### [DATA SECTION]

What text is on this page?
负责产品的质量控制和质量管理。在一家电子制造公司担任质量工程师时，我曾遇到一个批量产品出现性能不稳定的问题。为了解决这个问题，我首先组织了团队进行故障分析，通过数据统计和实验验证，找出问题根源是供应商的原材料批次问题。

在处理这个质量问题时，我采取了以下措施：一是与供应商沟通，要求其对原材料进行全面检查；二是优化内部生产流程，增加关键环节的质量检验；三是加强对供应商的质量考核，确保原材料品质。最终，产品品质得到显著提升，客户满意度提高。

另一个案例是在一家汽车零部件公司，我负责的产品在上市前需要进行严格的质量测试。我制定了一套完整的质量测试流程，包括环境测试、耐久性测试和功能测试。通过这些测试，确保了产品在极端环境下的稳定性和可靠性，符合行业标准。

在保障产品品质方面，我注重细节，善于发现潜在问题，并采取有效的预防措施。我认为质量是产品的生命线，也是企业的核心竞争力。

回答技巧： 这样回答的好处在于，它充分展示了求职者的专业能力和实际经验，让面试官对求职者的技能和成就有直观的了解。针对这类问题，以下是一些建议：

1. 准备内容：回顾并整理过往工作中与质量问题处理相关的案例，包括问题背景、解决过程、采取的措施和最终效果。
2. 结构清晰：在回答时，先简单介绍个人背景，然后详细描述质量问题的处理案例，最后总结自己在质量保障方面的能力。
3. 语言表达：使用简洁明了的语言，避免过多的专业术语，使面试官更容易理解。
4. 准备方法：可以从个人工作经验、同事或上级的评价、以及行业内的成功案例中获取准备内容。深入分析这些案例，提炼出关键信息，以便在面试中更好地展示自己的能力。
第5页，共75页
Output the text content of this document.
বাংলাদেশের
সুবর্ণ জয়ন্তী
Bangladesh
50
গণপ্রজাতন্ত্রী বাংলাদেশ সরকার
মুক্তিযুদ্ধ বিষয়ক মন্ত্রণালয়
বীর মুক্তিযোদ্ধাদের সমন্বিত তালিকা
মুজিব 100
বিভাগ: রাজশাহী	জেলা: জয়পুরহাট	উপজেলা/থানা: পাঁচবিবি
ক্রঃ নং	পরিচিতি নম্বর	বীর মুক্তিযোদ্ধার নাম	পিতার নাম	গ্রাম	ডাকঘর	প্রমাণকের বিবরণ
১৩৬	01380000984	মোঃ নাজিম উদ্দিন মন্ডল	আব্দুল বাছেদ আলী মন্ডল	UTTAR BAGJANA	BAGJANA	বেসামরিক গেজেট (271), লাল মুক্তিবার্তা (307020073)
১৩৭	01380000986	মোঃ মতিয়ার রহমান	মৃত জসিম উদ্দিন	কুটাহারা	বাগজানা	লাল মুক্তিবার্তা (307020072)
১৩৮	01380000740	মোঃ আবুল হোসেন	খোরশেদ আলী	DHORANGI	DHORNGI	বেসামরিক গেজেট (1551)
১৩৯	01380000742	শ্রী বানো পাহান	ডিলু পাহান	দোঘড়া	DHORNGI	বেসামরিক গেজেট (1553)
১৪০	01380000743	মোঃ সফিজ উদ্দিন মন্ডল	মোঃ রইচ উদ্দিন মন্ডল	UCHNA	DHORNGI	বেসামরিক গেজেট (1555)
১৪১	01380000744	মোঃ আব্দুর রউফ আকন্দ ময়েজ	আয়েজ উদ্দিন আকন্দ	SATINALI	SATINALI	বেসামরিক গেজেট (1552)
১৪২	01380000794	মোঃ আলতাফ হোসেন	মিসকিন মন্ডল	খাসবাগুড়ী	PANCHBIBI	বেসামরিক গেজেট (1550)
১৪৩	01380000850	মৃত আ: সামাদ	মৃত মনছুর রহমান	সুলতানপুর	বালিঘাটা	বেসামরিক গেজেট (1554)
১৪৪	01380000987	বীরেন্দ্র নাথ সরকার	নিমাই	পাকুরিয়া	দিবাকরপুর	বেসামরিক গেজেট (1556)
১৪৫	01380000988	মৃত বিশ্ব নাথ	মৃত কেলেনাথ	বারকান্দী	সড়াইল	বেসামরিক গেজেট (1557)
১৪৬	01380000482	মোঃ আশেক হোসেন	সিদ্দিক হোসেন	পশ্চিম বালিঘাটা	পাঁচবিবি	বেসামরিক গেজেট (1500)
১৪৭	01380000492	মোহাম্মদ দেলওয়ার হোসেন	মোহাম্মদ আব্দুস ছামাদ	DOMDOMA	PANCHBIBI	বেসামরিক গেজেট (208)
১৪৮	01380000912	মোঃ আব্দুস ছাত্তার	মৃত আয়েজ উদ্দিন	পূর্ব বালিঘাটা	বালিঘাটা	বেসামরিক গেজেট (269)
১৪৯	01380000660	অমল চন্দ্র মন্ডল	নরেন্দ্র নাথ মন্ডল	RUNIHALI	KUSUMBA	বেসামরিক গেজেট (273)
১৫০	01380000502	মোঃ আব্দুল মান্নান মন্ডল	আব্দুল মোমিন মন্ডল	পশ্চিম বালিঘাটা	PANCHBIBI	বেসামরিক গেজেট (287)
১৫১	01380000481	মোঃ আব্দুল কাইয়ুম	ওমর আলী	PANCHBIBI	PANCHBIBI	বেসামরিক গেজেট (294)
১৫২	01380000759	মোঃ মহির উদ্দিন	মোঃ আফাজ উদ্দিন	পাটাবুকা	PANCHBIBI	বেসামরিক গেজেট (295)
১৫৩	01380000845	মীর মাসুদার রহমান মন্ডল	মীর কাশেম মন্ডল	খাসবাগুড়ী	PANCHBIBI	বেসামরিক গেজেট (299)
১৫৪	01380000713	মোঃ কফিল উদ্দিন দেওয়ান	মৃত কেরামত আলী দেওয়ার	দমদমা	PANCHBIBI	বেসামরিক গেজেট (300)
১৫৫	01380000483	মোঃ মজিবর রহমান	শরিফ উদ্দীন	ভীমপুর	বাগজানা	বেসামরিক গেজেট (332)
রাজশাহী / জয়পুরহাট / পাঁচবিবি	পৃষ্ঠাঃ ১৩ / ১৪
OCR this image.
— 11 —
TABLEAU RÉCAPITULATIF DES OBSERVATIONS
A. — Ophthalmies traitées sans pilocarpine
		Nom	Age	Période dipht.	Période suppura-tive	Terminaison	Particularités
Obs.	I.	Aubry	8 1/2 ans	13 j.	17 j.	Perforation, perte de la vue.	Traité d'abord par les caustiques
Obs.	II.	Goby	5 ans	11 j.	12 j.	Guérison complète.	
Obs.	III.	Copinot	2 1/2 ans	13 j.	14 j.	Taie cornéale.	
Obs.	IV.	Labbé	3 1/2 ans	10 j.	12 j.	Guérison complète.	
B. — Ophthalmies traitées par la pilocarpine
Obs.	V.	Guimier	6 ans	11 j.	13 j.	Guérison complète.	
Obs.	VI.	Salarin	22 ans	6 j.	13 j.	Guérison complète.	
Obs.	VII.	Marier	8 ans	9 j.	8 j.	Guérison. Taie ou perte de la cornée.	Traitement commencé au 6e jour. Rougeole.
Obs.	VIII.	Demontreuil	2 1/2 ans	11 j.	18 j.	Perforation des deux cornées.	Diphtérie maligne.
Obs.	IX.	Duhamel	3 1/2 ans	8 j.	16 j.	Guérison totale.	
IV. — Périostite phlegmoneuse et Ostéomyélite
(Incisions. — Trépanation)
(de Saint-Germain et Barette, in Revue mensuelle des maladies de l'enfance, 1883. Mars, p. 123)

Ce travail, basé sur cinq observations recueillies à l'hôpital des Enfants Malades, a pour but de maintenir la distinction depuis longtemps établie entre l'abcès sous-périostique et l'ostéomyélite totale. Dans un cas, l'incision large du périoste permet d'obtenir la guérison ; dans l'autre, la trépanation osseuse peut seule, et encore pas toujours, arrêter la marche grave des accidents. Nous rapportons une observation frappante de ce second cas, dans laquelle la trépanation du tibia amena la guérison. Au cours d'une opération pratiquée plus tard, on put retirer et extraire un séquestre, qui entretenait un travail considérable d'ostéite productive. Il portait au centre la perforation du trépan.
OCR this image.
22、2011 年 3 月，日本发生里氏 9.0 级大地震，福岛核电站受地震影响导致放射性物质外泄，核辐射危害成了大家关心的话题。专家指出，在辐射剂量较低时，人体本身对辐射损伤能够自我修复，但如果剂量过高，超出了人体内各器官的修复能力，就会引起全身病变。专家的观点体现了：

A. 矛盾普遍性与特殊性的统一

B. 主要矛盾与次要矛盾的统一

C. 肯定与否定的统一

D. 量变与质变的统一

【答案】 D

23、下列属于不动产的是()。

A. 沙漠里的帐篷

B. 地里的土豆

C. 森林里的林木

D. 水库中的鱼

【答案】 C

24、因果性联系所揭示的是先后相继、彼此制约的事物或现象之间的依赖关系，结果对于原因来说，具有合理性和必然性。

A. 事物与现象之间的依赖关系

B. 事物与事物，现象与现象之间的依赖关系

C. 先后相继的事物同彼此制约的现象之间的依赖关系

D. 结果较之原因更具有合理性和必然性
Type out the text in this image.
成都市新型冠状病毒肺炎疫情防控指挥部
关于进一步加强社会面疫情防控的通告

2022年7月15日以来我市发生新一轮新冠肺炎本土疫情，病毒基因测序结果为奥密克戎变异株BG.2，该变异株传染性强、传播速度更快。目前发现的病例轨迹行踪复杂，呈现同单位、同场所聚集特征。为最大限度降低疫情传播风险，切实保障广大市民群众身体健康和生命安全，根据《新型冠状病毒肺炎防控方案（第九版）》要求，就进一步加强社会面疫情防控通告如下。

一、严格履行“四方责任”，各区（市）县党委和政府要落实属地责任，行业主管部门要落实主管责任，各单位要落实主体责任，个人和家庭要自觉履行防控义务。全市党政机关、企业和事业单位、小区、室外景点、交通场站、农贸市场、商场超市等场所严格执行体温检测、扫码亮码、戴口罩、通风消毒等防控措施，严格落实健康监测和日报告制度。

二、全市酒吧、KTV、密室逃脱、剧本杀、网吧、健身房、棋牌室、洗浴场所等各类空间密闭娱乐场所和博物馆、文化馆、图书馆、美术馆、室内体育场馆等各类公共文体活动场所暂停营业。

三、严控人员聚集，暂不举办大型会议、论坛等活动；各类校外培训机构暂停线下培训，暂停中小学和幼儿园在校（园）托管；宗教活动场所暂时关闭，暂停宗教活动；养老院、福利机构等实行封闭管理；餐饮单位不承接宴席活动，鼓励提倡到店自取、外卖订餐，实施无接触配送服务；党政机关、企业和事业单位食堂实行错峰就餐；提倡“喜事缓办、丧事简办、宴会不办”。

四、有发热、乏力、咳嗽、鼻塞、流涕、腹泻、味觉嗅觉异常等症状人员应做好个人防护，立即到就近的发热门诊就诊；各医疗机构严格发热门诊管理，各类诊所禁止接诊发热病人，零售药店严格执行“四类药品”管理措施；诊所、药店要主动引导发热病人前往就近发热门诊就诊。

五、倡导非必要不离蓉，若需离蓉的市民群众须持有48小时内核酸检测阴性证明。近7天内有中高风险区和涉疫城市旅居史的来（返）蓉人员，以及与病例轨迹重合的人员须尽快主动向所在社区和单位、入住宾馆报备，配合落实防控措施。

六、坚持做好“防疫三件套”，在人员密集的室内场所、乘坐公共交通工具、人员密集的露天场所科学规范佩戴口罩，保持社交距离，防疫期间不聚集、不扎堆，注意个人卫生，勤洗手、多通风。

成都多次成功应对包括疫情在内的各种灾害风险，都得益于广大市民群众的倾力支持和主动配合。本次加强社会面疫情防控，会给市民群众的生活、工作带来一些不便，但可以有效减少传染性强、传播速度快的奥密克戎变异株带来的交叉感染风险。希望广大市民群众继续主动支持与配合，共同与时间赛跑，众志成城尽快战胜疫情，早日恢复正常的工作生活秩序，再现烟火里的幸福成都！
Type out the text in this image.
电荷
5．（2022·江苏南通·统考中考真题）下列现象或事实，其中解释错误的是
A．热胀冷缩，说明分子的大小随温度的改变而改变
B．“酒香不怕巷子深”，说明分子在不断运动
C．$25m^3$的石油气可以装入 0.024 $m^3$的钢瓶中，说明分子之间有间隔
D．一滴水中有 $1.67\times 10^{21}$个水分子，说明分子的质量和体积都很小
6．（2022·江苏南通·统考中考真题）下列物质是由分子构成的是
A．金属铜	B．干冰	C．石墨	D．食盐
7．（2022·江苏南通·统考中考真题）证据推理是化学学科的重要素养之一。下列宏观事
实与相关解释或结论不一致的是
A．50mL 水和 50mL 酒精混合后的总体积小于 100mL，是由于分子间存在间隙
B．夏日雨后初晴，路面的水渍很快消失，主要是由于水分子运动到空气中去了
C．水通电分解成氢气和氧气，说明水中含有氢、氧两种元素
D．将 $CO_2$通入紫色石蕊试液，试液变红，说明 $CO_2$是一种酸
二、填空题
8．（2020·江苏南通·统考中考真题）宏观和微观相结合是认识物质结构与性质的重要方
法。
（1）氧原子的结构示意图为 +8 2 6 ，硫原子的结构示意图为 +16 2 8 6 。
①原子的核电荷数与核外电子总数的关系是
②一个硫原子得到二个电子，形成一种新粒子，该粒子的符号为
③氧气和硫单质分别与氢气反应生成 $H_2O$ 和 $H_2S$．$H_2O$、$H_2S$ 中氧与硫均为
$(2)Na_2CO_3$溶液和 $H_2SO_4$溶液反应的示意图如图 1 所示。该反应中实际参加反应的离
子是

### [EXERCISE]
Gather all the lines that include the word "perte" and copy them out.

### [ANSWER TO THIS EXERCISE]
Obs.	I.	Aubry	8 1/2 ans	13 j.	17 j.	Perforation, perte de la vue.	Traité d'abord par les caustiques
Obs.	VII.	Marier	8 ans	9 j.	8 j.	Guérison. Taie ou perte de la cornée.	Traitement commencé au 6e jour. Rougeole.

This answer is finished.